Output the full listing below exactly, without the pictures.
--- Begin ---
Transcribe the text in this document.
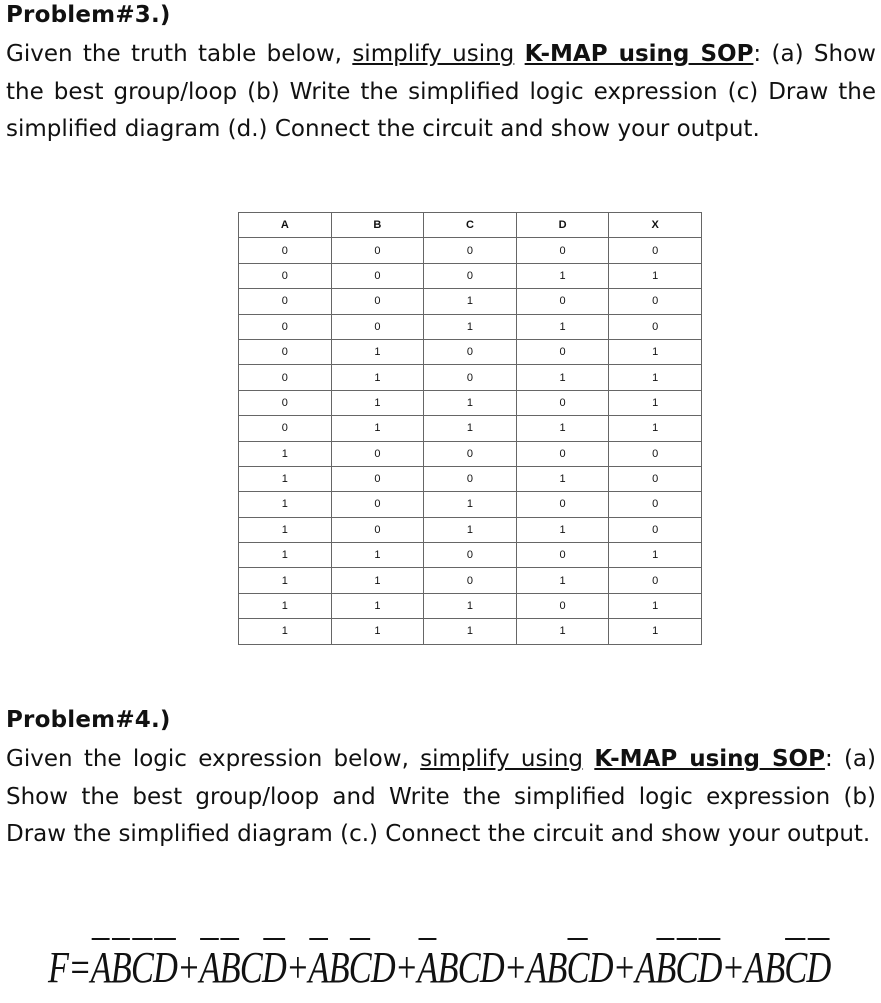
Problem#3.)
Given the truth table below, simplify using K-MAP using SOP: (a) Show the best group/loop (b) Write the simplified logic expression (c) Draw the simplified diagram (d.) Connect the circuit and show your output.
A	B	C	D	X
0	0	0	0	0
0	0	0	1	1
0	0	1	0	0
0	0	1	1	0
0	1	0	0	1
0	1	0	1	1
0	1	1	0	1
0	1	1	1	1
1	0	0	0	0
1	0	0	1	0
1	0	1	0	0
1	0	1	1	0
1	1	0	0	1
1	1	0	1	0
1	1	1	0	1
1	1	1	1	1
Problem#4.)
Given the logic expression below, simplify using K-MAP using SOP: (a) Show the best group/loop and Write the simplified logic expression (b) Draw the simplified diagram (c.) Connect the circuit and show your output.
F=ABCD+ABCD+ABCD+ABCD+ABCD+ABCD+ABCD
--- End ---
▶ [Full output]
Transcribe the text in this document.
Problem#3.)
Given the truth table below, simplify using K-MAP using SOP: (a) Show the best group/loop (b) Write the simplified logic expression (c) Draw the simplified diagram (d.) Connect the circuit and show your output.
A	B	C	D	X
0	0	0	0	0
0	0	0	1	1
0	0	1	0	0
0	0	1	1	0
0	1	0	0	1
0	1	0	1	1
0	1	1	0	1
0	1	1	1	1
1	0	0	0	0
1	0	0	1	0
1	0	1	0	0
1	0	1	1	0
1	1	0	0	1
1	1	0	1	0
1	1	1	0	1
1	1	1	1	1
Problem#4.)
Given the logic expression below, simplify using K-MAP using SOP: (a) Show the best group/loop and Write the simplified logic expression (b) Draw the simplified diagram (c.) Connect the circuit and show your output.
F=ABCD+ABCD+ABCD+ABCD+ABCD+ABCD+ABCD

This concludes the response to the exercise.